Exercise instructions | Count how many lines mention the word "Содействие". Write that number alone.

[Entries shown start]

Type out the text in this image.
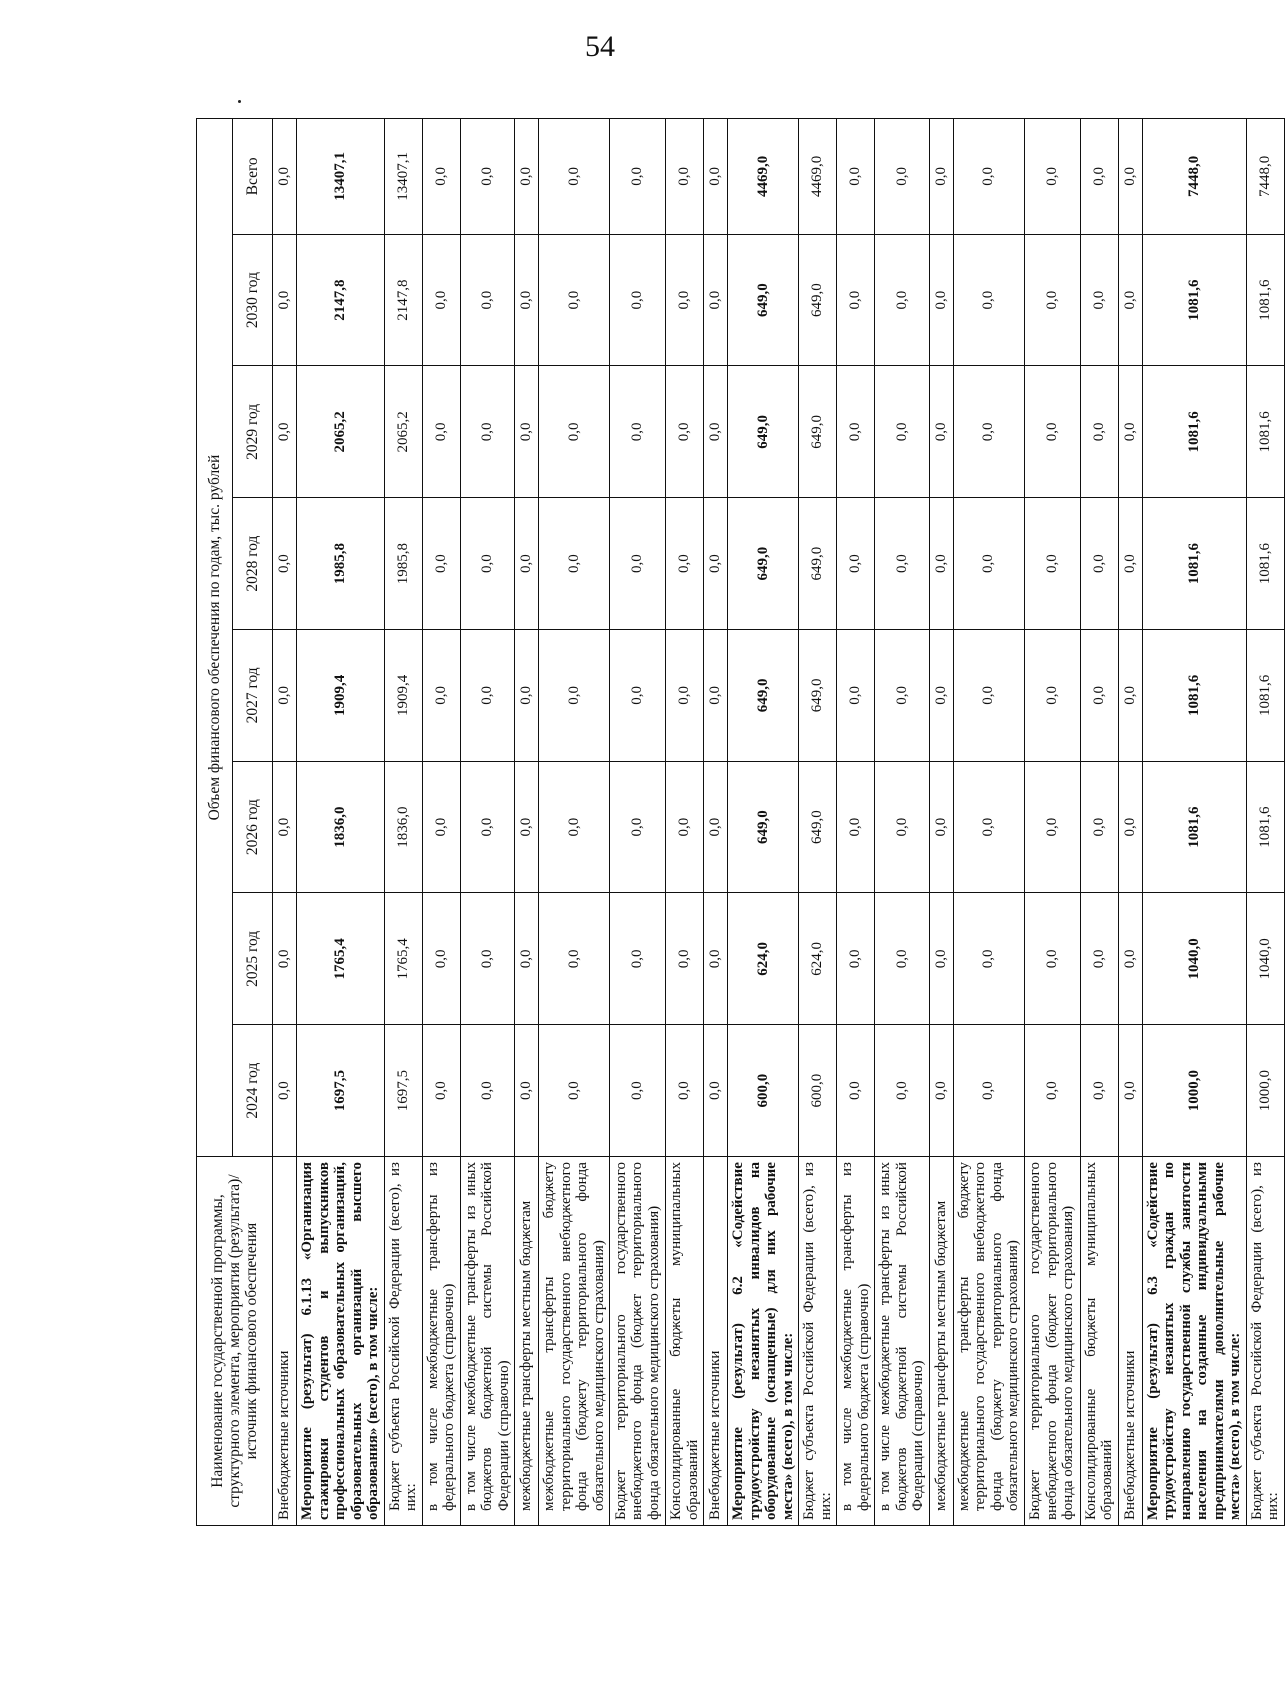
54
Наименование государственной программы, структурного элемента, мероприятия (результата)/источник финансового обеспечения	Объем финансового обеспечения по годам, тыс. рублей							
	2024 год	2025 год	2026 год	2027 год	2028 год	2029 год	2030 год	Всего
Внебюджетные источники	0,0	0,0	0,0	0,0	0,0	0,0	0,0	0,0
Мероприятие (результат) 6.1.13 «Организация стажировки студентов и выпускников профессиональных образовательных организаций, образовательных организаций высшего образования» (всего), в том числе:	1697,5	1765,4	1836,0	1909,4	1985,8	2065,2	2147,8	13407,1
Бюджет субъекта Российской Федерации (всего), из них:	1697,5	1765,4	1836,0	1909,4	1985,8	2065,2	2147,8	13407,1
в том числе межбюджетные трансферты из федерального бюджета (справочно)	0,0	0,0	0,0	0,0	0,0	0,0	0,0	0,0
в том числе межбюджетные трансферты из иных бюджетов бюджетной системы Российской Федерации (справочно)	0,0	0,0	0,0	0,0	0,0	0,0	0,0	0,0
межбюджетные трансферты местным бюджетам	0,0	0,0	0,0	0,0	0,0	0,0	0,0	0,0
межбюджетные трансферты бюджету территориального государственного внебюджетного фонда (бюджету территориального фонда обязательного медицинского страхования)	0,0	0,0	0,0	0,0	0,0	0,0	0,0	0,0
Бюджет территориального государственного внебюджетного фонда (бюджет территориального фонда обязательного медицинского страхования)	0,0	0,0	0,0	0,0	0,0	0,0	0,0	0,0
Консолидированные бюджеты муниципальных образований	0,0	0,0	0,0	0,0	0,0	0,0	0,0	0,0
Внебюджетные источники	0,0	0,0	0,0	0,0	0,0	0,0	0,0	0,0
Мероприятие (результат) 6.2 «Содействие трудоустройству незанятых инвалидов на оборудованные (оснащенные) для них рабочие места» (всего), в том числе:	600,0	624,0	649,0	649,0	649,0	649,0	649,0	4469,0
Бюджет субъекта Российской Федерации (всего), из них:	600,0	624,0	649,0	649,0	649,0	649,0	649,0	4469,0
в том числе межбюджетные трансферты из федерального бюджета (справочно)	0,0	0,0	0,0	0,0	0,0	0,0	0,0	0,0
в том числе межбюджетные трансферты из иных бюджетов бюджетной системы Российской Федерации (справочно)	0,0	0,0	0,0	0,0	0,0	0,0	0,0	0,0
межбюджетные трансферты местным бюджетам	0,0	0,0	0,0	0,0	0,0	0,0	0,0	0,0
межбюджетные трансферты бюджету территориального государственного внебюджетного фонда (бюджету территориального фонда обязательного медицинского страхования)	0,0	0,0	0,0	0,0	0,0	0,0	0,0	0,0
Бюджет территориального государственного внебюджетного фонда (бюджет территориального фонда обязательного медицинского страхования)	0,0	0,0	0,0	0,0	0,0	0,0	0,0	0,0
Консолидированные бюджеты муниципальных образований	0,0	0,0	0,0	0,0	0,0	0,0	0,0	0,0
Внебюджетные источники	0,0	0,0	0,0	0,0	0,0	0,0	0,0	0,0
Мероприятие (результат) 6.3 «Содействие трудоустройству незанятых граждан по направлению государственной службы занятости населения на созданные индивидуальными предпринимателями дополнительные рабочие места» (всего), в том числе:	1000,0	1040,0	1081,6	1081,6	1081,6	1081,6	1081,6	7448,0
Бюджет субъекта Российской Федерации (всего), из них:	1000,0	1040,0	1081,6	1081,6	1081,6	1081,6	1081,6	7448,0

[Entries shown end]

Result for this exercise | 2